_SOURCE DOCUMENT:_
>>
CHAPTER XI
PACKHORSE AND CONESTOGA WAGON
Our predecessors, the North American Indians, had no horses. An early explorer of Virginia said that if the country had horses and kine and were peopled with English, no realm in Christendom could be compared with it. The crude means of overland transportation common to all savages, the carrying of burdens on the back by various strappings, was the only mode known.
Travel by land in the colonies was for many years very limited in amount, and equally hazardous and inconvenient. Travel by boat was so greatly preferred that most of the settlements continued to be made on the banks of rivers and along the sea-coast. Even perilous canoes were preferable to the miseries of land travel.
We were slow in abandoning our water travel and water transportation. Water lines controlled in the East till 1800, in the West till 1860, and have now great revival.
Transportation was wholly done by water. When horses multiplied, merchandise was drawn short distances in the winter time on crude sledges. Packhorses were in common use in England and on the Continent, and the scrubby, enduring horses raised here soon were used as packhorses. Their use lingered long over the Alleghany Mountains, as it did on the mountains of the Pacific coast; in fact the advance guard of inland commerce in America has always employed packhorses.
The first appearance of the Conestoga wagon in history (though the wagons were not then called by that name) was in 1755, when General Braddock set out on his ill-fated expedition to western Pennsylvania. There led thither no wagon-road, simply an Indian trail for packhorses. Braddock insisted strenuously to the Pennsylvania Assembly upon obtaining their assistance in widening the trail to a wagon-road, and also to secure one hundred and fifty wagons for the army. The cutting of the road was done, but when returns were made to Braddock at Frederick, Maryland, only twenty-five wagons could be obtained. Franklin said it was a pity the troops had not been landed in Philadelphia, since every farmer in the country thereabouts had a wagon. At Braddock's earnest solicitation, Franklin issued an ingenious and characteristic advertisement for one hundred and fifty four-horse wagons, and fifteen hundred saddle- or packhorses, for the use of this army. The value of transportation facilities at the time is proved by Franklin's terms of payment, namely: fifteen shillings a day for each wagon with four horses and driver, and two shillings a day for horse with saddle or pack. Franklin agreed that the owners should be fairly compensated for the loss of these wagons and horses if they were not returned, and was eventually nearly ruined by this stipulation. For the battle at Braddock's Field was disastrous to the English, and the claims of the farmers against Franklin amounted to twenty thousand pounds. Upon his appeal these claims were paid by the Government under order of General Shirley. Franklin gathered these wagons and horses in York and Lancaster counties, Pennsylvania, and I doubt if York and Lancaster, England, would have been as good fields at that date.
<<
_INFORMATION GIVEN:_
>>
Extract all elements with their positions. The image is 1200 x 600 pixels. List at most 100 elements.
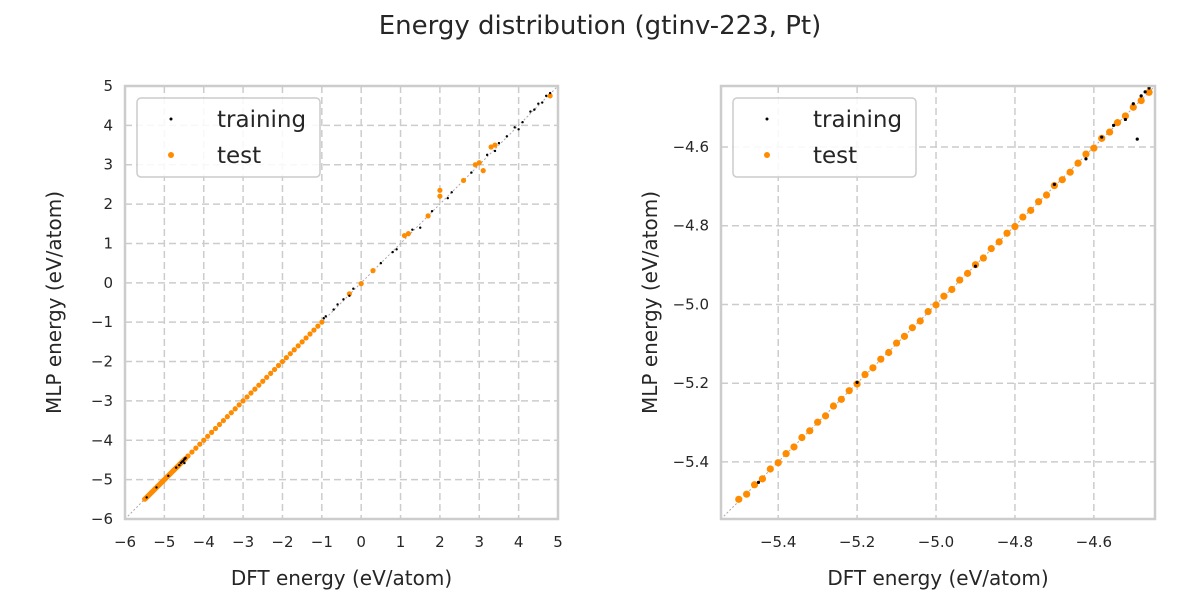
training-point <box>332 308 335 311</box>
test-point <box>248 390 254 396</box>
training-point <box>178 463 181 467</box>
test-point <box>774 459 782 467</box>
test-point <box>743 490 751 498</box>
training-point <box>450 191 453 194</box>
training-point <box>1111 123 1116 127</box>
legend-test-label: test <box>813 143 857 169</box>
test-point <box>829 402 838 410</box>
test-point <box>216 421 223 428</box>
x-tick-label: 3 <box>474 533 484 551</box>
test-point <box>1074 159 1082 167</box>
y-axis-label: MLP energy (eV/atom) <box>42 191 66 414</box>
test-point <box>869 364 877 372</box>
y-tick-label: 5 <box>103 77 113 95</box>
test-point <box>1121 112 1130 120</box>
y-tick-label: −4.6 <box>673 138 709 156</box>
test-point <box>492 142 498 148</box>
test-point <box>1042 191 1051 199</box>
test-point <box>877 355 885 363</box>
x-tick-label: −5.4 <box>760 533 796 551</box>
test-point <box>861 370 869 379</box>
legend-training-marker <box>169 117 173 121</box>
x-tick-label: −3 <box>232 533 254 551</box>
test-point <box>460 177 467 184</box>
test-point <box>814 418 822 426</box>
test-point <box>979 254 987 262</box>
training-point <box>513 126 516 129</box>
test-point <box>228 410 234 416</box>
training-point <box>183 461 186 465</box>
test-point <box>885 348 893 357</box>
training-point <box>145 496 148 499</box>
training-point <box>391 250 394 254</box>
test-point <box>185 453 191 459</box>
test-point <box>311 327 317 333</box>
y-tick-label: 0 <box>103 274 113 292</box>
training-point <box>1131 102 1135 106</box>
test-point <box>303 335 309 341</box>
x-tick-label: 2 <box>435 533 445 551</box>
test-point <box>1106 128 1114 136</box>
test-point <box>287 351 293 357</box>
test-point <box>271 366 278 373</box>
test-point <box>224 414 230 420</box>
test-point <box>924 307 932 316</box>
legend: training test <box>136 97 321 178</box>
test-point <box>236 402 242 408</box>
test-point <box>307 331 313 337</box>
test-point <box>291 347 297 353</box>
legend-training-label: training <box>813 107 902 133</box>
test-point <box>1082 150 1090 158</box>
training-point <box>517 128 520 131</box>
test-point <box>892 339 901 347</box>
test-point <box>845 387 853 395</box>
test-point <box>472 162 478 168</box>
test-point <box>940 292 948 300</box>
x-tick-label: 5 <box>553 533 563 551</box>
test-point <box>1027 206 1035 214</box>
test-point <box>1035 198 1043 206</box>
test-point <box>319 319 325 325</box>
test-point <box>232 406 238 412</box>
training-point <box>322 317 325 320</box>
test-point <box>1137 96 1145 105</box>
test-point <box>401 232 408 239</box>
x-tick-label: 4 <box>514 533 524 551</box>
test-point <box>315 323 321 329</box>
left-subplot-full-range: −6 −5 −4 −3 −2 −1 0 1 2 3 4 5 −6 −5 −4 −3 −2 −1 0 1 2 3 4 5 DFT … <box>42 77 563 590</box>
training-point <box>379 261 383 265</box>
training-point <box>541 101 544 104</box>
training-point <box>973 264 978 268</box>
test-point <box>916 317 924 325</box>
test-point <box>1090 144 1098 152</box>
test-point <box>244 394 250 400</box>
training-point <box>167 474 170 478</box>
y-tick-label: −5.0 <box>673 295 709 313</box>
test-point <box>1129 103 1137 111</box>
test-point <box>1145 88 1153 96</box>
x-tick-label: −4 <box>193 533 215 551</box>
test-point <box>948 285 956 294</box>
training-point <box>855 380 859 385</box>
test-point <box>735 495 743 503</box>
legend-test-label: test <box>217 143 261 169</box>
training-point <box>155 486 158 489</box>
training-point <box>430 209 434 213</box>
training-point <box>419 226 422 229</box>
test-point <box>264 374 270 380</box>
training-point <box>1123 117 1128 122</box>
test-point <box>480 168 486 174</box>
y-tick-label: −3 <box>91 392 113 410</box>
test-point <box>197 441 203 447</box>
test-point <box>750 481 759 489</box>
training-point <box>485 153 489 157</box>
test-point <box>798 433 806 442</box>
training-point <box>1052 182 1056 187</box>
y-tick-label: 4 <box>103 116 113 134</box>
test-point <box>821 412 830 420</box>
training-point <box>529 110 532 113</box>
test-point <box>488 144 494 150</box>
legend-training-label: training <box>217 107 306 133</box>
x-axis-label: DFT energy (eV/atom) <box>231 566 452 590</box>
right-subplot-zoomed-range: −5.4 −5.2 −5.0 −4.8 −4.6 −5.4 −5.2 −5.0 −4.8 −4.6… <box>638 84 1157 590</box>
<<
_THINGS TO DO:_
[1] Answer these questions from the chapter on packhorses and the Conestoga wagon:
(a) Until what year did water lines control transportation in the West?
(b) How many wagons could be obtained when returns were made to Braddock at Frederick, Maryland?
(c) What daily payment did Franklin set for each wagon with four horses and driver?
[2] Pick up the chapter on packhorses and the Conestoga wagon after its final sentence and carry it forward.

_TASK-BY-TASK RESULTS:_
[1]
(a) 1860
(b) Twenty-five
(c) Fifteen shillings a day

[2]
[Illustration: A Wayside Friend.]
Braddock's trail became the famous route for crossing the Alleghany Mountains for the principal pioneers who settled southwestern Pennsylvania and western Virginia, and all their effects were carried to their new homes on packhorses. The only wealth acquired in the wilds by these pioneers was peltry and furs, and each autumn a caravan of packhorses was sent over the mountains bearing the accumulated spoils of the neighborhood, under the charge of a master driver and three or four assistants. The horses were fitted with pack-saddles, to the hinder part of which was fastened a pair of hobbles made of hickory withes; and a collar with a bell was on each horse's neck. The horses' feed of shelled corn was carried in bags destined to be filled with alum salt for the return trip; and on the journey down, part of this feed was deposited for the use of the return caravan. Large wallets filled with bread, jerked bear's meat, ham, and cheese furnished food for the drivers. At night the horses were hobbled and turned out into the woods or pasture, and the bells which had been muffled in the daytime were unfastened, to serve as a guide to the drivers in the morning. The furs were carried to and exchanged first at Baltimore as a market; later the carriers went only to Frederick; then to Hagerstown, Oldtown, and finally to Fort Cumberland. Iron and steel in various forms, and salt, were the things most eagerly desired by the settlers. Each horse could carry two bushels of alum salt, each bushel weighing eighty-four pounds. Not a heavy load, but the horses were scantily fed. Sometimes an iron pot or kettle was tied on either side on top of the salt-bag.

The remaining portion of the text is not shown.